Reading a number of articles discussing postfeminim and media, especially the ones by Banet-Weiser and Springers at this time, I understood the nature of feminism: there are multiple kinds of feminist interests. As Banet-Weister writes, “the politics of feminism is quite obviously different for different generations.” (210) Similarly, feminist interests and the politics of them might be different amongst people depending on their identity categories, such as races, ethnicities, and nations. As are produced in the younger and later generations, the discourses of postfeminism are centered on youth. Acknowledging this very nature of feminism, I wonder if we can draw a common voice from these different kinds of feminist interests and situations. Is diversifying feminism possible? Could the same critiques of postfeminism or postfeminist representational culture in Western media be made in other countries? How does “context” come into play in feminism?

» Supplied material
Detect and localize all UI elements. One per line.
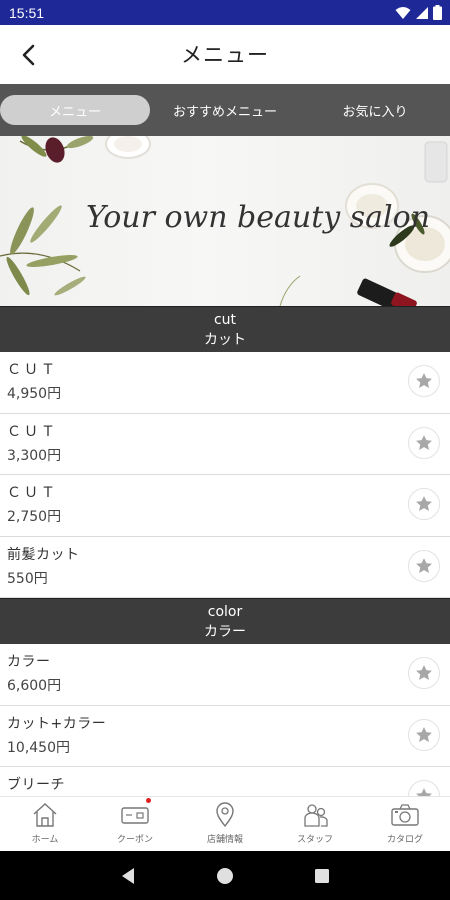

» Exercise goal
Answer these from the reflection on postfeminism and media:
1. What does the text say is centered on youth?
2. Which identity categories does it list as possible sources of differing feminist interests?
3. What page number is cited for the quotation about generations?
The lines come from a separate source, unrelated to the reflection on postfeminism.

» Reply to the task
1. The discourses of postfeminism.
2. Races, ethnicities, and nations.
3. 210.